>> Begin GIVEN DATA

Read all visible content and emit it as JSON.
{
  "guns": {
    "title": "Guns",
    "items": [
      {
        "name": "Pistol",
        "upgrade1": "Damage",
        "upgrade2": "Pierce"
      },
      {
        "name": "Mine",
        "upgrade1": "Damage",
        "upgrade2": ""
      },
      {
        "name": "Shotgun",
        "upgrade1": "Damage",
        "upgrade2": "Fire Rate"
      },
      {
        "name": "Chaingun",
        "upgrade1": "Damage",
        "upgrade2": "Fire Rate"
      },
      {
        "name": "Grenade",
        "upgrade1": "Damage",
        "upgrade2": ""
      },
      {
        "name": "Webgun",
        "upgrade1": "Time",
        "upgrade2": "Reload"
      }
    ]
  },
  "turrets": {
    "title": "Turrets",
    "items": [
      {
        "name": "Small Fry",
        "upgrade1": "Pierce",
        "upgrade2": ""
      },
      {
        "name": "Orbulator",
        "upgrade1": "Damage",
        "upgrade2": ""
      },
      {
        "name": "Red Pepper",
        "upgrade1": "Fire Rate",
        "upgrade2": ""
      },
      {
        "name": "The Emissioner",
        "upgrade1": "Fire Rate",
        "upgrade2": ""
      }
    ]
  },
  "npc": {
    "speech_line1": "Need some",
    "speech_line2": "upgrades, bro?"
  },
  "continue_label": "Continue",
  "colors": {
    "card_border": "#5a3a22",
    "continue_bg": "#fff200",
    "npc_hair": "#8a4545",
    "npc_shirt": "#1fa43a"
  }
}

>> End GIVEN DATA

Faithfully copy every entry, leaving nothing out.

Read all visible content and emit it as JSON.
{
  "guns": {
    "title": "Guns",
    "items": [
      {
        "name": "Pistol",
        "upgrade1": "Damage",
        "upgrade2": "Pierce"
      },
      {
        "name": "Mine",
        "upgrade1": "Damage",
        "upgrade2": ""
      },
      {
        "name": "Shotgun",
        "upgrade1": "Damage",
        "upgrade2": "Fire Rate"
      },
      {
        "name": "Chaingun",
        "upgrade1": "Damage",
        "upgrade2": "Fire Rate"
      },
      {
        "name": "Grenade",
        "upgrade1": "Damage",
        "upgrade2": ""
      },
      {
        "name": "Webgun",
        "upgrade1": "Time",
        "upgrade2": "Reload"
      }
    ]
  },
  "turrets": {
    "title": "Turrets",
    "items": [
      {
        "name": "Small Fry",
        "upgrade1": "Pierce",
        "upgrade2": ""
      },
      {
        "name": "Orbulator",
        "upgrade1": "Damage",
        "upgrade2": ""
      },
      {
        "name": "Red Pepper",
        "upgrade1": "Fire Rate",
        "upgrade2": ""
      },
      {
        "name": "The Emissioner",
        "upgrade1": "Fire Rate",
        "upgrade2": ""
      }
    ]
  },
  "npc": {
    "speech_line1": "Need some",
    "speech_line2": "upgrades, bro?"
  },
  "continue_label": "Continue",
  "colors": {
    "card_border": "#5a3a22",
    "continue_bg": "#fff200",
    "npc_hair": "#8a4545",
    "npc_shirt": "#1fa43a"
  }
}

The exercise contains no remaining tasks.